**PROVIDED PASSAGE**:

☆ ☆ ☆

I've not seriously followed the charts since 1999, a year that gave us the future classic Baby, One More Time and some unholy gash like Mambo #5 and Believe by Cher - the song that set vocal effects back a decade. It was a good time to stop caring, and 15 years later is as good a time as any to go back and pay attention again.
On that note I've gone back and listened to the 13 number one singles on the ARIA charts during 2014 so you don't have to. Unlucky for some, quite possibly me as I'm expecting them to be all complete rubbish - which conveniently ignores that no matter what era you grew up in and hold dear that the #1's were probably shithouse then too.
I'm not entirely sure how the charts work these days, but I'm told that it involves a mix of physical and digital sales - which is a long way from the days when you'd go to Brashs on Burke Road, Camberwell and peruse the cassingles but whatever. I'm surprised they haven't added streaming yet, but I'm sure it will go from its own chart to part of the mainstream countdown before long.
It didn't seem like a lot of #1's compared to last year's 18 but given that there were only 14 in 1990 and just nine in that extraordinarily ropey 1999 then it's not unreasonable - the difference was that it seems now songs are more likely to have multiple reigns at the top than just putting in a six week stint then plummeting out of the top 40. I'm not entirely comfortable with this, but I'm not exactly the music purchasing public am I? In fact I'm so far out of the key demographic that I sat here listening with headphones in so nobody would know what I was up to.
Pharrell Williams - Happy (Weeks commencing 6 January to 3 February, 17 February to 24 March, 7 April)
We open on what I presume will end up as the largest selling single of the year, and one that you could only have missed if you'd spent the entire year collecting guano on the Galapagos Islands. It seems almost pointless to include the video given how ubiquitous it was through the first six months of 2014.
Calling your song "Happy" is like calling it "Please like me", but it obviously takes more than a few generic postive messages to rack up 550 million YouTube views and the support of the Filipino prison population. The overall package delivers the goods, but you have to wonder if highly skilled music ninjas like Pharrell write songs like this out of the goodness of their own heart or because they're exploiting their knowledge about what will cause the entire world to dance like a gibbon and line their pockets with gold.
If this was part of a conspiracy then more power to him, because elements like telling people to clap along might have come straight out of the "how to have a hit single" manual but thousands of people every year are trying to write songs which dangle the world on a string like this and 99.9% of them fail miserably. On the other hand this is the sort of thing that will be played on Gold 104 in 2040 when the 60's, 70's and 80's have been traded to 3MP and Magic 1278's entire audience has died.
As shithouse a musical year it's been for me (and more on that in a later post) I wouldn't rate this amongst my favourite songs or go out of my way to listen to it, but as overplayed as even though familiarity eventually bred contempt and the inevitable backlash there is absolutely no doubt that was A. Good. Song and that Williams provided value for the enormous amounts of money he'd have made from it. Now for the slop.
A Great Big World and Christina Aguilera - Say Something (w/c 10 February)

☆ ☆ ☆

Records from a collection

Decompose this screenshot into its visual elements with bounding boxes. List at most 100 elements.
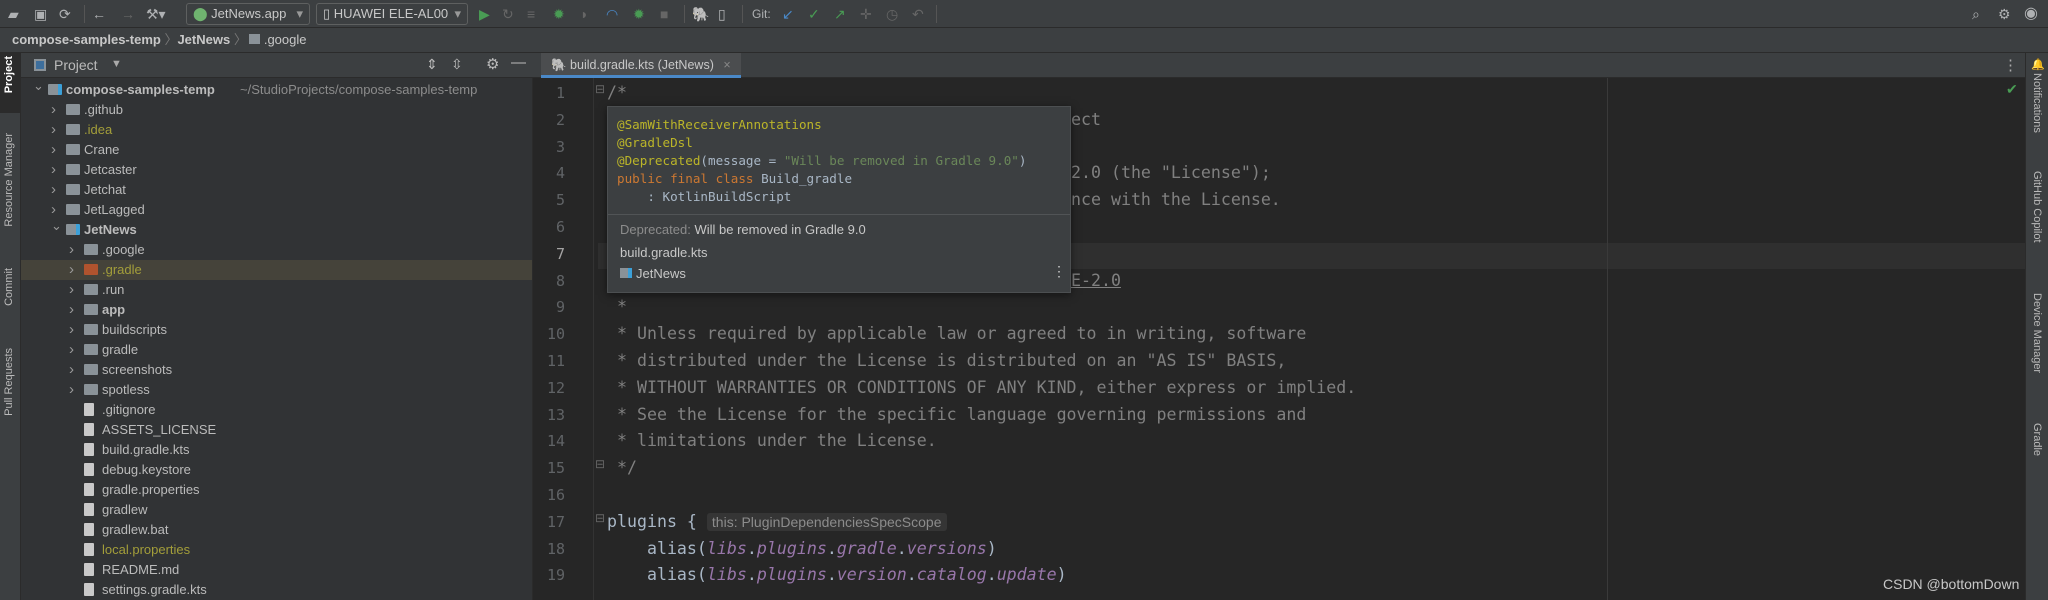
minimize-icon[interactable]: — (511, 54, 526, 71)
code-line[interactable]: 2.0 (the "License"); (1071, 160, 1271, 186)
chevron-down-icon[interactable]: ⌄ (51, 216, 62, 236)
gradle-sync-icon[interactable]: 🐘 (692, 5, 709, 23)
git-push-icon[interactable]: ↗ (834, 5, 846, 23)
gear-icon[interactable]: ⚙ (486, 55, 499, 73)
gear-icon[interactable]: ⚙ (1998, 5, 2011, 23)
run-icon[interactable]: ▶ (479, 5, 490, 23)
apply-changes-icon[interactable]: ≡ (527, 5, 535, 23)
code-line[interactable]: * WITHOUT WARRANTIES OR CONDITIONS OF AN… (607, 375, 1356, 401)
chevron-right-icon[interactable]: › (69, 380, 74, 400)
fold-icon[interactable]: ⊟ (595, 457, 605, 471)
code-line[interactable]: ect (1071, 107, 1101, 133)
code-line[interactable]: /* (607, 80, 627, 106)
doc-module-link[interactable]: JetNews (620, 266, 686, 281)
code-line[interactable]: plugins { this: PluginDependenciesSpecSc… (607, 509, 947, 535)
rerun-icon[interactable]: ↻ (502, 5, 514, 23)
tool-window-commit[interactable]: Commit (3, 268, 15, 306)
profile-icon[interactable]: ◠ (606, 5, 618, 23)
tree-item[interactable]: › .idea (21, 120, 532, 140)
tree-item[interactable]: › Jetchat (21, 180, 532, 200)
tree-item[interactable]: › Jetcaster (21, 160, 532, 180)
forward-icon[interactable]: → (121, 5, 135, 23)
code-line[interactable]: * Unless required by applicable law or a… (607, 321, 1306, 347)
tree-item[interactable]: › .gradle (21, 260, 532, 280)
chevron-right-icon[interactable]: › (69, 320, 74, 340)
expand-all-icon[interactable]: ⇕ (426, 56, 438, 73)
tree-item[interactable]: README.md (21, 560, 532, 580)
git-rollback-icon[interactable]: ↶ (912, 5, 924, 23)
code-line[interactable]: * See the License for the specific langu… (607, 402, 1306, 428)
more-options-icon[interactable]: ⋮ (2003, 56, 2018, 74)
breadcrumb-item[interactable]: .google (264, 32, 307, 47)
code-line[interactable]: * distributed under the License is distr… (607, 348, 1286, 374)
chevron-right-icon[interactable]: › (51, 140, 56, 160)
collapse-all-icon[interactable]: ⇳ (451, 56, 463, 73)
build-icon[interactable]: ⚒▾ (146, 5, 166, 23)
tree-item[interactable]: › .run (21, 280, 532, 300)
open-folder-icon[interactable]: ▰ (8, 5, 19, 23)
stop-icon[interactable]: ■ (660, 5, 668, 23)
code-line[interactable]: alias(libs.plugins.gradle.versions) (607, 536, 997, 562)
tree-item[interactable]: ⌄ JetNews (21, 218, 532, 240)
tool-window-device-manager[interactable]: Device Manager (2031, 293, 2043, 373)
chevron-right-icon[interactable]: › (69, 300, 74, 320)
inspection-ok-icon[interactable]: ✔ (2006, 81, 2018, 98)
tree-item[interactable]: › buildscripts (21, 320, 532, 340)
chevron-right-icon[interactable]: › (69, 360, 74, 380)
attach-debugger-icon[interactable]: ◗ (580, 5, 588, 23)
back-icon[interactable]: ← (92, 5, 106, 23)
chevron-right-icon[interactable]: › (69, 240, 74, 260)
chevron-down-icon[interactable]: ⌄ (33, 76, 44, 96)
device-select[interactable]: ▯ HUAWEI ELE-AL00 ▾ (316, 3, 468, 25)
code-line[interactable]: * (607, 294, 627, 320)
tool-window-notifications[interactable]: Notifications (2031, 73, 2043, 133)
tree-item[interactable]: build.gradle.kts (21, 440, 532, 460)
git-merge-icon[interactable]: ✛ (860, 5, 872, 23)
tree-item[interactable]: gradlew (21, 500, 532, 520)
chevron-right-icon[interactable]: › (51, 100, 56, 120)
tool-window-project[interactable]: Project (3, 56, 15, 93)
tool-window-resource-manager[interactable]: Resource Manager (3, 133, 15, 227)
tool-window-github-copilot[interactable]: GitHub Copilot (2031, 171, 2043, 243)
tree-item[interactable]: › .github (21, 100, 532, 120)
chevron-right-icon[interactable]: › (69, 280, 74, 300)
doc-file-link[interactable]: build.gradle.kts (620, 245, 707, 260)
more-options-icon[interactable]: ⋮ (1052, 263, 1066, 280)
breadcrumb-item[interactable]: JetNews (177, 32, 230, 47)
run-config-select[interactable]: ⬤ JetNews.app ▾ (186, 3, 310, 25)
sync-icon[interactable]: ⟳ (59, 5, 71, 23)
git-update-icon[interactable]: ↙ (782, 5, 794, 23)
avatar-icon[interactable]: ◉ (2024, 5, 2038, 23)
fold-icon[interactable]: ⊟ (595, 82, 605, 96)
code-line[interactable]: * limitations under the License. (607, 428, 937, 454)
chevron-right-icon[interactable]: › (69, 260, 74, 280)
tree-item[interactable]: › gradle (21, 340, 532, 360)
chevron-right-icon[interactable]: › (51, 120, 56, 140)
git-commit-icon[interactable]: ✓ (808, 5, 820, 23)
tree-item[interactable]: › Crane (21, 140, 532, 160)
tree-item[interactable]: ⌄ compose-samples-temp ~/StudioProjects/co… (21, 78, 532, 100)
chevron-right-icon[interactable]: › (69, 340, 74, 360)
tree-item[interactable]: gradlew.bat (21, 520, 532, 540)
tree-item[interactable]: › spotless (21, 380, 532, 400)
tree-item[interactable]: › screenshots (21, 360, 532, 380)
tree-item[interactable]: debug.keystore (21, 460, 532, 480)
device-manager-icon[interactable]: ▯ (718, 5, 726, 23)
code-line[interactable]: */ (607, 455, 637, 481)
save-icon[interactable]: ▣ (34, 5, 47, 23)
tree-item[interactable]: .gitignore (21, 400, 532, 420)
tree-item[interactable]: local.properties (21, 540, 532, 560)
tree-item[interactable]: › .google (21, 240, 532, 260)
code-line[interactable]: nce with the License. (1071, 187, 1281, 213)
chevron-right-icon[interactable]: › (51, 160, 56, 180)
code-line[interactable]: E-2.0 (1071, 268, 1121, 294)
breadcrumb-item[interactable]: compose-samples-temp (12, 32, 161, 47)
debug-android-icon[interactable]: ✹ (633, 5, 645, 23)
chevron-right-icon[interactable]: › (51, 180, 56, 200)
tree-item[interactable]: gradle.properties (21, 480, 532, 500)
git-history-icon[interactable]: ◷ (886, 5, 898, 23)
tree-item[interactable]: › app (21, 300, 532, 320)
tree-item[interactable]: ASSETS_LICENSE (21, 420, 532, 440)
tree-item[interactable]: settings.gradle.kts (21, 580, 532, 600)
search-icon[interactable]: ⌕ (1972, 5, 1980, 23)
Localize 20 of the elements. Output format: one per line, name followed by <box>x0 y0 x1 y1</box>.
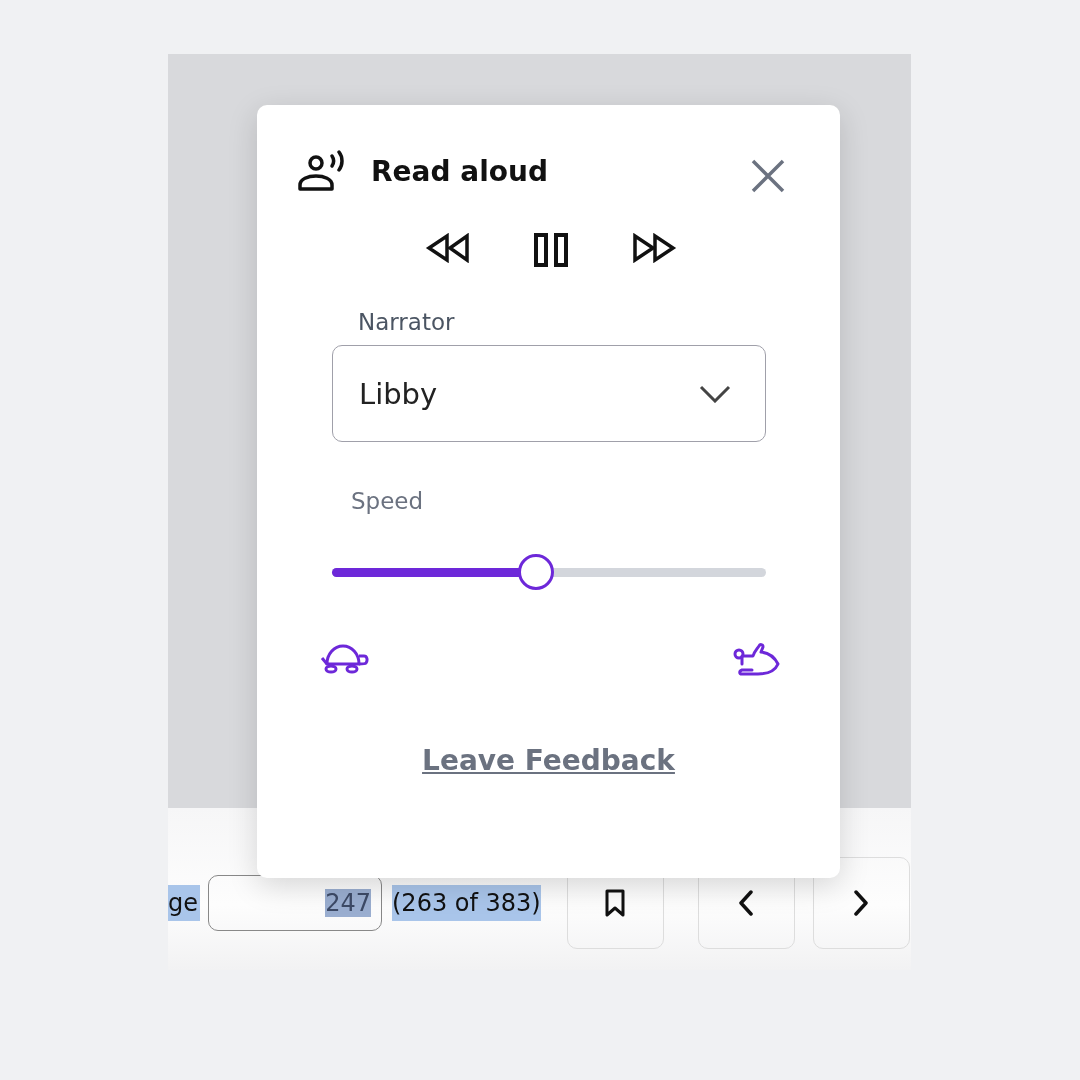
leave-feedback-link[interactable]: Leave Feedback <box>422 744 675 777</box>
dialog-title: Read aloud <box>371 154 548 188</box>
bookmark-icon <box>604 889 627 917</box>
page-count: (263 of 383) <box>392 885 541 921</box>
slider-thumb[interactable] <box>517 554 554 590</box>
chevron-right-icon <box>853 890 870 916</box>
close-icon <box>751 159 785 193</box>
pause-icon <box>532 233 569 267</box>
chevron-down-icon <box>699 384 731 403</box>
narrator-dropdown[interactable]: Libby <box>332 345 766 442</box>
narrator-label: Narrator <box>358 309 456 335</box>
rewind-icon <box>424 233 471 263</box>
turtle-icon <box>319 642 369 676</box>
rabbit-icon <box>732 642 782 678</box>
chevron-left-icon <box>738 890 755 916</box>
close-button[interactable] <box>751 159 785 193</box>
pause-button[interactable] <box>532 233 569 267</box>
page-label: ge <box>168 885 200 921</box>
fast-forward-icon <box>630 233 677 263</box>
speed-label: Speed <box>351 488 425 514</box>
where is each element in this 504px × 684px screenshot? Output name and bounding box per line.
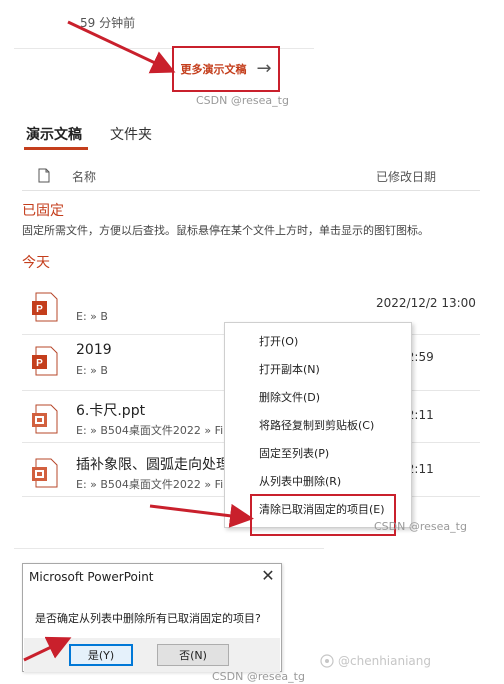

☆ ☆ ☆

**REQUIRED WORK**:
In the post about 2014's ARIA number one singles, how many number ones were there in 1990?

**WRITTEN SOLUTION**:
14